--- begin ---

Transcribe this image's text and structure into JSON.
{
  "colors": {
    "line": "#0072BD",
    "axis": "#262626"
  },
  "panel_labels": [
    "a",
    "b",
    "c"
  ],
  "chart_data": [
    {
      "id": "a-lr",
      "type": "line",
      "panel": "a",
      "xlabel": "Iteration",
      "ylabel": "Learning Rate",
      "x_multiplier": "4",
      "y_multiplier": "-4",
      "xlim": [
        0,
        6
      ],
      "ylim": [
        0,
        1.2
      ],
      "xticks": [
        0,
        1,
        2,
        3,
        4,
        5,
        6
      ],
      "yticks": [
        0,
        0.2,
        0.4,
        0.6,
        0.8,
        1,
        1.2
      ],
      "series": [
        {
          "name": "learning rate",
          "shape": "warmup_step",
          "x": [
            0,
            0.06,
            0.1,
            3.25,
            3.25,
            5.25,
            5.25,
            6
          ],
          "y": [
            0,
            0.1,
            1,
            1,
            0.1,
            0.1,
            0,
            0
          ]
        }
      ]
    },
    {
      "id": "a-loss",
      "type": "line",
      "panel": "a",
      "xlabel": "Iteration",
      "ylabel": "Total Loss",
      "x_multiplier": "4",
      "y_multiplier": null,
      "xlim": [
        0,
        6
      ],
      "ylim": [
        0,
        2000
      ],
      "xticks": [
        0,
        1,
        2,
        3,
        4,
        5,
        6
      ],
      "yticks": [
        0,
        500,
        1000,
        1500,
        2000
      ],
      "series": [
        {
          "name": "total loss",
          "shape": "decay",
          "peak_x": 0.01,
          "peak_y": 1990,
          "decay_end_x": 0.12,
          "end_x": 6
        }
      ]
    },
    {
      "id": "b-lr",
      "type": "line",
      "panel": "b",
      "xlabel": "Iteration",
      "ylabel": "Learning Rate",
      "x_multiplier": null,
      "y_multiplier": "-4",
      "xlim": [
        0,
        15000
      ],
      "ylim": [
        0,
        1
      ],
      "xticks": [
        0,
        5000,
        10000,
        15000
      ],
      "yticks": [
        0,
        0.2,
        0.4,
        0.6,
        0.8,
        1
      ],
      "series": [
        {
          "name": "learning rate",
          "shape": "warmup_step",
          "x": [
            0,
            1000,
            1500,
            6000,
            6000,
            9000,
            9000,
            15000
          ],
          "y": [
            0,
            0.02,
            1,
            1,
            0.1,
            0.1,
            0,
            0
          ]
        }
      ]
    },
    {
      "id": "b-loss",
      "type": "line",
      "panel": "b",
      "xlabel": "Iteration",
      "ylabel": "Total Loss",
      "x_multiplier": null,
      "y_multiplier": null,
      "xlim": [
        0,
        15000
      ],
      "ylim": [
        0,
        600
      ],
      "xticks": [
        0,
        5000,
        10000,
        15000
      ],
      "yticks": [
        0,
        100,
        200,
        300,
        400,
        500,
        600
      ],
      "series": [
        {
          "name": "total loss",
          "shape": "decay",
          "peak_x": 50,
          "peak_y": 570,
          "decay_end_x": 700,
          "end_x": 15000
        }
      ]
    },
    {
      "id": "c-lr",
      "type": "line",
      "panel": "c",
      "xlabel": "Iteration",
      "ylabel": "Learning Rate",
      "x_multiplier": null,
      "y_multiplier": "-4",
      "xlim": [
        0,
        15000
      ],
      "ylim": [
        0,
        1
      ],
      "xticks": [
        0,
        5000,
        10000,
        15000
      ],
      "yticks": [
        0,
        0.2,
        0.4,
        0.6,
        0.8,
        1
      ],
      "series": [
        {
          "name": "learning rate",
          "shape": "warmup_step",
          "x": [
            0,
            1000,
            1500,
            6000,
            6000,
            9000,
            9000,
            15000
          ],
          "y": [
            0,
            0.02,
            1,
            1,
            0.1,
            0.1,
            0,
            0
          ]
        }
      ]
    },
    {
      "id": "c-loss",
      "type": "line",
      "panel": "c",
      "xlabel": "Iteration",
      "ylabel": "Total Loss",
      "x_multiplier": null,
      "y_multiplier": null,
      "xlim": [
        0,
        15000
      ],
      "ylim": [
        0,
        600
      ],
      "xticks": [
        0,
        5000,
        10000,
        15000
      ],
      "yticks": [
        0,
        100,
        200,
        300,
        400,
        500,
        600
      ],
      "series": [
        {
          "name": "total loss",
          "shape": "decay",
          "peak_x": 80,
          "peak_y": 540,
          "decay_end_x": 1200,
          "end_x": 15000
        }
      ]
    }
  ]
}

--- end ---

_TASK PROMPT:_ The entries above should be repeated exactly, every one of them.

_ANSWER TO THIS PROBLEM:_
Transcribe this image's text and structure into JSON.
{
  "colors": {
    "line": "#0072BD",
    "axis": "#262626"
  },
  "panel_labels": [
    "a",
    "b",
    "c"
  ],
  "chart_data": [
    {
      "id": "a-lr",
      "type": "line",
      "panel": "a",
      "xlabel": "Iteration",
      "ylabel": "Learning Rate",
      "x_multiplier": "4",
      "y_multiplier": "-4",
      "xlim": [
        0,
        6
      ],
      "ylim": [
        0,
        1.2
      ],
      "xticks": [
        0,
        1,
        2,
        3,
        4,
        5,
        6
      ],
      "yticks": [
        0,
        0.2,
        0.4,
        0.6,
        0.8,
        1,
        1.2
      ],
      "series": [
        {
          "name": "learning rate",
          "shape": "warmup_step",
          "x": [
            0,
            0.06,
            0.1,
            3.25,
            3.25,
            5.25,
            5.25,
            6
          ],
          "y": [
            0,
            0.1,
            1,
            1,
            0.1,
            0.1,
            0,
            0
          ]
        }
      ]
    },
    {
      "id": "a-loss",
      "type": "line",
      "panel": "a",
      "xlabel": "Iteration",
      "ylabel": "Total Loss",
      "x_multiplier": "4",
      "y_multiplier": null,
      "xlim": [
        0,
        6
      ],
      "ylim": [
        0,
        2000
      ],
      "xticks": [
        0,
        1,
        2,
        3,
        4,
        5,
        6
      ],
      "yticks": [
        0,
        500,
        1000,
        1500,
        2000
      ],
      "series": [
        {
          "name": "total loss",
          "shape": "decay",
          "peak_x": 0.01,
          "peak_y": 1990,
          "decay_end_x": 0.12,
          "end_x": 6
        }
      ]
    },
    {
      "id": "b-lr",
      "type": "line",
      "panel": "b",
      "xlabel": "Iteration",
      "ylabel": "Learning Rate",
      "x_multiplier": null,
      "y_multiplier": "-4",
      "xlim": [
        0,
        15000
      ],
      "ylim": [
        0,
        1
      ],
      "xticks": [
        0,
        5000,
        10000,
        15000
      ],
      "yticks": [
        0,
        0.2,
        0.4,
        0.6,
        0.8,
        1
      ],
      "series": [
        {
          "name": "learning rate",
          "shape": "warmup_step",
          "x": [
            0,
            1000,
            1500,
            6000,
            6000,
            9000,
            9000,
            15000
          ],
          "y": [
            0,
            0.02,
            1,
            1,
            0.1,
            0.1,
            0,
            0
          ]
        }
      ]
    },
    {
      "id": "b-loss",
      "type": "line",
      "panel": "b",
      "xlabel": "Iteration",
      "ylabel": "Total Loss",
      "x_multiplier": null,
      "y_multiplier": null,
      "xlim": [
        0,
        15000
      ],
      "ylim": [
        0,
        600
      ],
      "xticks": [
        0,
        5000,
        10000,
        15000
      ],
      "yticks": [
        0,
        100,
        200,
        300,
        400,
        500,
        600
      ],
      "series": [
        {
          "name": "total loss",
          "shape": "decay",
          "peak_x": 50,
          "peak_y": 570,
          "decay_end_x": 700,
          "end_x": 15000
        }
      ]
    },
    {
      "id": "c-lr",
      "type": "line",
      "panel": "c",
      "xlabel": "Iteration",
      "ylabel": "Learning Rate",
      "x_multiplier": null,
      "y_multiplier": "-4",
      "xlim": [
        0,
        15000
      ],
      "ylim": [
        0,
        1
      ],
      "xticks": [
        0,
        5000,
        10000,
        15000
      ],
      "yticks": [
        0,
        0.2,
        0.4,
        0.6,
        0.8,
        1
      ],
      "series": [
        {
          "name": "learning rate",
          "shape": "warmup_step",
          "x": [
            0,
            1000,
            1500,
            6000,
            6000,
            9000,
            9000,
            15000
          ],
          "y": [
            0,
            0.02,
            1,
            1,
            0.1,
            0.1,
            0,
            0
          ]
        }
      ]
    },
    {
      "id": "c-loss",
      "type": "line",
      "panel": "c",
      "xlabel": "Iteration",
      "ylabel": "Total Loss",
      "x_multiplier": null,
      "y_multiplier": null,
      "xlim": [
        0,
        15000
      ],
      "ylim": [
        0,
        600
      ],
      "xticks": [
        0,
        5000,
        10000,
        15000
      ],
      "yticks": [
        0,
        100,
        200,
        300,
        400,
        500,
        600
      ],
      "series": [
        {
          "name": "total loss",
          "shape": "decay",
          "peak_x": 80,
          "peak_y": 540,
          "decay_end_x": 1200,
          "end_x": 15000
        }
      ]
    }
  ]
}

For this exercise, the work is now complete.